Tammo tom Dieck (29 May 1938, São Paulo) is a German mathematician, specializing in algebraic topology.

Tammo tom Dieck studied mathematics from 1957 at the University of Göttingen
and at Saarland University, where he received his promotion (Ph.D.) in 1964 under Dieter Puppe with thesis Zur $K$-Theorie und ihren Kohomologie-Operationen. In 1969 tom Dieck received his habilitation at Heidelberg University under Albrecht Dold. From 1970 to 1975 he was a professor at Saarland University. In 1975 he became a professor at the University of Göttingen.

Tammo tom Dieck is an expert in algebraic topology and author of several widely-used textbooks in topology. He has done research on Lie groups, G-structures, and cobordism. In the 1990s and 2000s, his research dealt with knot theory (and its algebras) and quantum groups.

In 1986 he was an Invited Speaker with talk Geometric representation theory of compact Lie groups at the ICM in Berkeley, California. In 1984 he was elected a full member of the Akademie der Wissenschaften zu Göttingen.

His doctoral students include Stefan Bauer and Wolfgang Lück.

Tammo tom Dieck is a grandson of the architect Walter Klingenberg, a brother of the chemist Heindirk tom Dieck, and the father of the pianist Wiebke tom Dieck.

···

_TASK A_
Transcribe the stretch of the biography of Tammo tom Dieck from "Tammo tom Dieck is an" through "and Wolfgang Lück.".
_TASK B_
Write the next part of the biography of Tammo tom Dieck, picking up after its final sentence.
The rows that come next bear no relation to the biographical text.

(Data extracted from a collection)
···

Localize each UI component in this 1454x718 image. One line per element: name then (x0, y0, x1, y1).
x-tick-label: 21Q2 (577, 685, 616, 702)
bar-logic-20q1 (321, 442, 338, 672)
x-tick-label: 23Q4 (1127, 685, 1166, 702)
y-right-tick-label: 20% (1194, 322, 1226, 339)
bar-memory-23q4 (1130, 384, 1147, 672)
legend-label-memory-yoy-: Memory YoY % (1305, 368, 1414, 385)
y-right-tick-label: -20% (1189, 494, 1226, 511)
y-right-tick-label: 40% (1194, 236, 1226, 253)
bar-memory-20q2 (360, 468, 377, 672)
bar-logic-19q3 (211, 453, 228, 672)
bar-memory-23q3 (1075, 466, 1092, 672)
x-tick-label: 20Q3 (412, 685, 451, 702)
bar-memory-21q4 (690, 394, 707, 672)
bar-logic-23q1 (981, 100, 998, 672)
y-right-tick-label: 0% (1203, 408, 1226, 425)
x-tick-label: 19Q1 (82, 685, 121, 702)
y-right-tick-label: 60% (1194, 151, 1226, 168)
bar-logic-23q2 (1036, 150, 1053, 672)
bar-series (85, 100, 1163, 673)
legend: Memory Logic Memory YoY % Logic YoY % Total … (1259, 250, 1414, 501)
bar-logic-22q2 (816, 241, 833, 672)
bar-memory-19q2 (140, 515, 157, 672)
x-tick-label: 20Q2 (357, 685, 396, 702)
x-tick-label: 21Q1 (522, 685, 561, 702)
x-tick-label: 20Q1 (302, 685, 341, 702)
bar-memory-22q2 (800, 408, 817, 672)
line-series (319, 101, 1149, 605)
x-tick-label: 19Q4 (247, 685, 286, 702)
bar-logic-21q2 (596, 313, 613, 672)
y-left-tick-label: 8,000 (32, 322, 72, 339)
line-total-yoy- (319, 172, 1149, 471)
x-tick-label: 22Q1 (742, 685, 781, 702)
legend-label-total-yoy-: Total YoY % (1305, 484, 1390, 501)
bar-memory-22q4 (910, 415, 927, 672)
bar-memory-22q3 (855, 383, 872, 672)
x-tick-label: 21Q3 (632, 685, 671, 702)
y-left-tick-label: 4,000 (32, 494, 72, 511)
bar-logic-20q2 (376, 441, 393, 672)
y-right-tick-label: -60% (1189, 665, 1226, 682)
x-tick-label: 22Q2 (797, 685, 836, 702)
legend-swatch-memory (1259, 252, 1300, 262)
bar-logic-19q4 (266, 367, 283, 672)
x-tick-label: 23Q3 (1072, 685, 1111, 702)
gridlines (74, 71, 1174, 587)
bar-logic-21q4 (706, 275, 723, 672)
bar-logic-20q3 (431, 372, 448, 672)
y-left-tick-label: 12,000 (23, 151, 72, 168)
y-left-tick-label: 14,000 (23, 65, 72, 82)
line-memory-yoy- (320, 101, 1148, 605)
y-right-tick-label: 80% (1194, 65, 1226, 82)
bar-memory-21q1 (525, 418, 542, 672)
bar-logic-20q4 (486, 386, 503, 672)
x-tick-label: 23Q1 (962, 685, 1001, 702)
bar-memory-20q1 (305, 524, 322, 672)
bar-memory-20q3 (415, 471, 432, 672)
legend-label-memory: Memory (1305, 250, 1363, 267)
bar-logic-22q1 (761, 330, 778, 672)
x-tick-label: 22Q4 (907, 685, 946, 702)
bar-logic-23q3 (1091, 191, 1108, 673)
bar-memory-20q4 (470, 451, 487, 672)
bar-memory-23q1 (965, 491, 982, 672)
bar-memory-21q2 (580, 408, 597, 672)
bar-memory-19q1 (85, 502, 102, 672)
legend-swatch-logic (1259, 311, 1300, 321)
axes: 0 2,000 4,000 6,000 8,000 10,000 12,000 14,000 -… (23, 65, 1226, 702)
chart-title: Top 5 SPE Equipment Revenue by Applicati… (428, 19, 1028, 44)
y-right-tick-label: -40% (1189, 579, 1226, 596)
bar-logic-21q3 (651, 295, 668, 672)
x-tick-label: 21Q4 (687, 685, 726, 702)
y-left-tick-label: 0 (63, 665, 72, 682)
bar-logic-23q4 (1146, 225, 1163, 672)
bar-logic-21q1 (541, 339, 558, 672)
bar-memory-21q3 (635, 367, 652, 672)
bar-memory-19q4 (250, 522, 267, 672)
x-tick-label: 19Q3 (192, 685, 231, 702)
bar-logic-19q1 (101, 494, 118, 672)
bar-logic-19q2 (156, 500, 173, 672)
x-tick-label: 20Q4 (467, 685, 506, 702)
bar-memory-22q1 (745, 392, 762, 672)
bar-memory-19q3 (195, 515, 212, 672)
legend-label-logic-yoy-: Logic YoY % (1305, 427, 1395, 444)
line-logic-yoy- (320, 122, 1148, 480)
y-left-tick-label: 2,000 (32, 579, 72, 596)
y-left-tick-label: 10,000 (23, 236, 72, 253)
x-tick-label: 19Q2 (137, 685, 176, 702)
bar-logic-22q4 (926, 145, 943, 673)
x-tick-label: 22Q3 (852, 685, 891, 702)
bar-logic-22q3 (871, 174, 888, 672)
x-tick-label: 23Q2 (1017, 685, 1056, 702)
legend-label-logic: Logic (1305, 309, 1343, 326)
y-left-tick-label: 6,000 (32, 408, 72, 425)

···

_EXERCISE ANSWER A_
Tammo tom Dieck is an expert in algebraic topology and author of several widely-used textbooks in topology. He has done research on Lie groups, G-structures, and cobordism. In the 1990s and 2000s, his research dealt with knot theory (and its algebras) and quantum groups.

In 1986 he was an Invited Speaker with talk Geometric representation theory of compact Lie groups at the ICM in Berkeley, California. In 1984 he was elected a full member of the Akademie der Wissenschaften zu Göttingen.

His doctoral students include Stefan Bauer and Wolfgang Lück.

_EXERCISE ANSWER B_
==Selected publications==
- Algebraic Topology. European Mathematical Society, 2008.
- Topologie. 2nd edition, de Gruyter, 1991/2000.
- Transformation Groups and Representation Theory. Lecture Notes in Mathematics, Springer, 1979. Tom Dieck, T. (2006). "2006 reprint"
- Transformation Groups. de Gruyter, 1987.
- Steenrod-Operationen in Kobordismentheorien. Math. Z., vol. 107, 1968, pp. 380–401.
- with Theodor Bröcker: Representations of compact Lie Groups. Springer, 1985. Bröcker, T. (2013). "2013 edition"
- with Theodor Bröcker: Kobordismentheorie. Springer (Lecture Notes in Mathematics), 1970.
- with Ian Hambleton: Surgery theory and theory of representations. DMV Seminar, 1988.
- with K. H. Kamps, Dieter Puppe: Homotopietheorie. Springer (Lecture Notes in Mathematics), 1970.